Stated exercise - Scan the material that follows. Copy every line containing the word "this".

Stored records -
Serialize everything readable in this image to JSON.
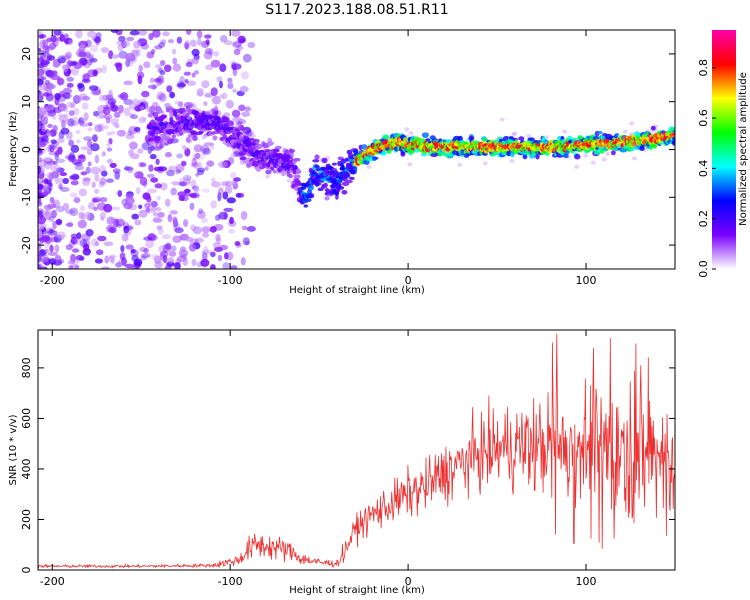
{
  "figure": {
    "title": "S117.2023.188.08.51.R11"
  },
  "chart_data": [
    {
      "type": "heatmap",
      "xlabel": "Height of straight line (km)",
      "ylabel": "Frequency (Hz)",
      "xlim": [
        -208,
        150
      ],
      "ylim": [
        -25,
        25
      ],
      "xticks": [
        -200,
        -100,
        0,
        100
      ],
      "yticks": [
        -20,
        -10,
        0,
        10,
        20
      ],
      "colorbar": {
        "label": "Normalized spectral amplitude",
        "range": [
          0.0,
          0.95
        ],
        "ticks": [
          "0.0",
          "0.2",
          "0.4",
          "0.6",
          "0.8"
        ],
        "colormap": [
          "#ffffff",
          "#7a00ff",
          "#0000ff",
          "#00ffff",
          "#00ff00",
          "#ffff00",
          "#ff0000",
          "#ff00aa"
        ]
      },
      "ridge": {
        "x": [
          -140,
          -120,
          -105,
          -95,
          -85,
          -75,
          -65,
          -58,
          -52,
          -46,
          -40,
          -34,
          -28,
          -20,
          -12,
          -5,
          0,
          20,
          40,
          60,
          80,
          100,
          120,
          135,
          150
        ],
        "frequency": [
          5,
          6,
          5,
          2,
          -1,
          -2,
          -3,
          -11,
          -4,
          -6,
          -7,
          -4,
          -2,
          0,
          1,
          1.5,
          1,
          0.5,
          0.5,
          0.5,
          0.5,
          1,
          1.5,
          2,
          3
        ]
      }
    },
    {
      "type": "line",
      "xlabel": "Height of straight line (km)",
      "ylabel": "SNR (10 * v/v)",
      "xlim": [
        -208,
        150
      ],
      "ylim": [
        0,
        950
      ],
      "xticks": [
        -200,
        -100,
        0,
        100
      ],
      "yticks": [
        0,
        200,
        400,
        600,
        800
      ],
      "color": "#ee3030",
      "envelope": {
        "x": [
          -208,
          -150,
          -110,
          -95,
          -90,
          -85,
          -75,
          -65,
          -60,
          -50,
          -40,
          -35,
          -30,
          -20,
          -10,
          0,
          10,
          20,
          30,
          40,
          50,
          60,
          70,
          80,
          90,
          100,
          110,
          120,
          130,
          140,
          150
        ],
        "values": [
          15,
          15,
          18,
          40,
          80,
          100,
          90,
          70,
          45,
          30,
          25,
          80,
          160,
          220,
          260,
          300,
          330,
          380,
          420,
          460,
          480,
          490,
          490,
          490,
          490,
          500,
          490,
          480,
          470,
          460,
          450
        ]
      }
    }
  ]
}
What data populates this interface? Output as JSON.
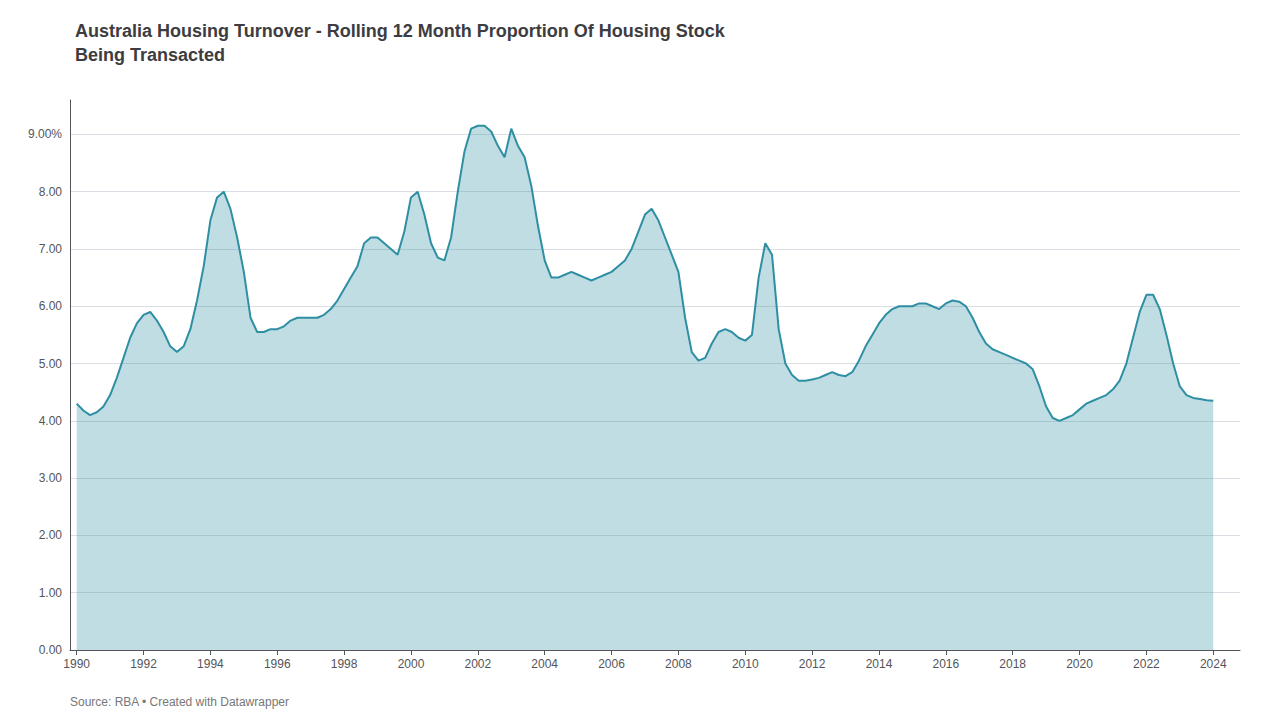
{
  "chart_data": {
    "type": "area",
    "title": "Australia Housing Turnover - Rolling 12 Month Proportion Of Housing Stock\nBeing Transacted",
    "source": "Source: RBA • Created with Datawrapper",
    "color": "#2e8fa3",
    "grid": true,
    "xlim": [
      1989.8,
      2024.8
    ],
    "xticks": [
      1990,
      1992,
      1994,
      1996,
      1998,
      2000,
      2002,
      2004,
      2006,
      2008,
      2010,
      2012,
      2014,
      2016,
      2018,
      2020,
      2022,
      2024
    ],
    "ylim": [
      0,
      9.6
    ],
    "yticks": [
      {
        "value": 0.0,
        "label": "0.00"
      },
      {
        "value": 1.0,
        "label": "1.00"
      },
      {
        "value": 2.0,
        "label": "2.00"
      },
      {
        "value": 3.0,
        "label": "3.00"
      },
      {
        "value": 4.0,
        "label": "4.00"
      },
      {
        "value": 5.0,
        "label": "5.00"
      },
      {
        "value": 6.0,
        "label": "6.00"
      },
      {
        "value": 7.0,
        "label": "7.00"
      },
      {
        "value": 8.0,
        "label": "8.00"
      },
      {
        "value": 9.0,
        "label": "9.00%"
      }
    ],
    "x": [
      1990.0,
      1990.2,
      1990.4,
      1990.6,
      1990.8,
      1991.0,
      1991.2,
      1991.4,
      1991.6,
      1991.8,
      1992.0,
      1992.2,
      1992.4,
      1992.6,
      1992.8,
      1993.0,
      1993.2,
      1993.4,
      1993.6,
      1993.8,
      1994.0,
      1994.2,
      1994.4,
      1994.6,
      1994.8,
      1995.0,
      1995.2,
      1995.4,
      1995.6,
      1995.8,
      1996.0,
      1996.2,
      1996.4,
      1996.6,
      1996.8,
      1997.0,
      1997.2,
      1997.4,
      1997.6,
      1997.8,
      1998.0,
      1998.2,
      1998.4,
      1998.6,
      1998.8,
      1999.0,
      1999.2,
      1999.4,
      1999.6,
      1999.8,
      2000.0,
      2000.2,
      2000.4,
      2000.6,
      2000.8,
      2001.0,
      2001.2,
      2001.4,
      2001.6,
      2001.8,
      2002.0,
      2002.2,
      2002.4,
      2002.6,
      2002.8,
      2003.0,
      2003.2,
      2003.4,
      2003.6,
      2003.8,
      2004.0,
      2004.2,
      2004.4,
      2004.6,
      2004.8,
      2005.0,
      2005.2,
      2005.4,
      2005.6,
      2005.8,
      2006.0,
      2006.2,
      2006.4,
      2006.6,
      2006.8,
      2007.0,
      2007.2,
      2007.4,
      2007.6,
      2007.8,
      2008.0,
      2008.2,
      2008.4,
      2008.6,
      2008.8,
      2009.0,
      2009.2,
      2009.4,
      2009.6,
      2009.8,
      2010.0,
      2010.2,
      2010.4,
      2010.6,
      2010.8,
      2011.0,
      2011.2,
      2011.4,
      2011.6,
      2011.8,
      2012.0,
      2012.2,
      2012.4,
      2012.6,
      2012.8,
      2013.0,
      2013.2,
      2013.4,
      2013.6,
      2013.8,
      2014.0,
      2014.2,
      2014.4,
      2014.6,
      2014.8,
      2015.0,
      2015.2,
      2015.4,
      2015.6,
      2015.8,
      2016.0,
      2016.2,
      2016.4,
      2016.6,
      2016.8,
      2017.0,
      2017.2,
      2017.4,
      2017.6,
      2017.8,
      2018.0,
      2018.2,
      2018.4,
      2018.6,
      2018.8,
      2019.0,
      2019.2,
      2019.4,
      2019.6,
      2019.8,
      2020.0,
      2020.2,
      2020.4,
      2020.6,
      2020.8,
      2021.0,
      2021.2,
      2021.4,
      2021.6,
      2021.8,
      2022.0,
      2022.2,
      2022.4,
      2022.6,
      2022.8,
      2023.0,
      2023.2,
      2023.4,
      2023.6,
      2023.8,
      2024.0
    ],
    "values": [
      4.3,
      4.18,
      4.1,
      4.15,
      4.25,
      4.45,
      4.75,
      5.1,
      5.45,
      5.7,
      5.85,
      5.9,
      5.75,
      5.55,
      5.3,
      5.2,
      5.3,
      5.6,
      6.1,
      6.7,
      7.5,
      7.9,
      8.0,
      7.7,
      7.2,
      6.6,
      5.8,
      5.55,
      5.55,
      5.6,
      5.6,
      5.65,
      5.75,
      5.8,
      5.8,
      5.8,
      5.8,
      5.85,
      5.95,
      6.1,
      6.3,
      6.5,
      6.7,
      7.1,
      7.2,
      7.2,
      7.1,
      7.0,
      6.9,
      7.3,
      7.9,
      8.0,
      7.6,
      7.1,
      6.85,
      6.8,
      7.2,
      8.0,
      8.7,
      9.1,
      9.15,
      9.15,
      9.05,
      8.8,
      8.6,
      9.1,
      8.8,
      8.6,
      8.1,
      7.4,
      6.8,
      6.5,
      6.5,
      6.55,
      6.6,
      6.55,
      6.5,
      6.45,
      6.5,
      6.55,
      6.6,
      6.7,
      6.8,
      7.0,
      7.3,
      7.6,
      7.7,
      7.5,
      7.2,
      6.9,
      6.6,
      5.8,
      5.2,
      5.05,
      5.1,
      5.35,
      5.55,
      5.6,
      5.55,
      5.45,
      5.4,
      5.5,
      6.5,
      7.1,
      6.9,
      5.6,
      5.0,
      4.8,
      4.7,
      4.7,
      4.72,
      4.75,
      4.8,
      4.85,
      4.8,
      4.78,
      4.85,
      5.05,
      5.3,
      5.5,
      5.7,
      5.85,
      5.95,
      6.0,
      6.0,
      6.0,
      6.05,
      6.05,
      6.0,
      5.95,
      6.05,
      6.1,
      6.08,
      6.0,
      5.8,
      5.55,
      5.35,
      5.25,
      5.2,
      5.15,
      5.1,
      5.05,
      5.0,
      4.9,
      4.6,
      4.25,
      4.05,
      4.0,
      4.05,
      4.1,
      4.2,
      4.3,
      4.35,
      4.4,
      4.45,
      4.55,
      4.7,
      5.0,
      5.45,
      5.9,
      6.2,
      6.2,
      5.95,
      5.5,
      5.0,
      4.6,
      4.45,
      4.4,
      4.38,
      4.36,
      4.35
    ]
  }
}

Correct answer -
Serialize everything readable in this image to JSON.
What data populates this interface? Output as JSON.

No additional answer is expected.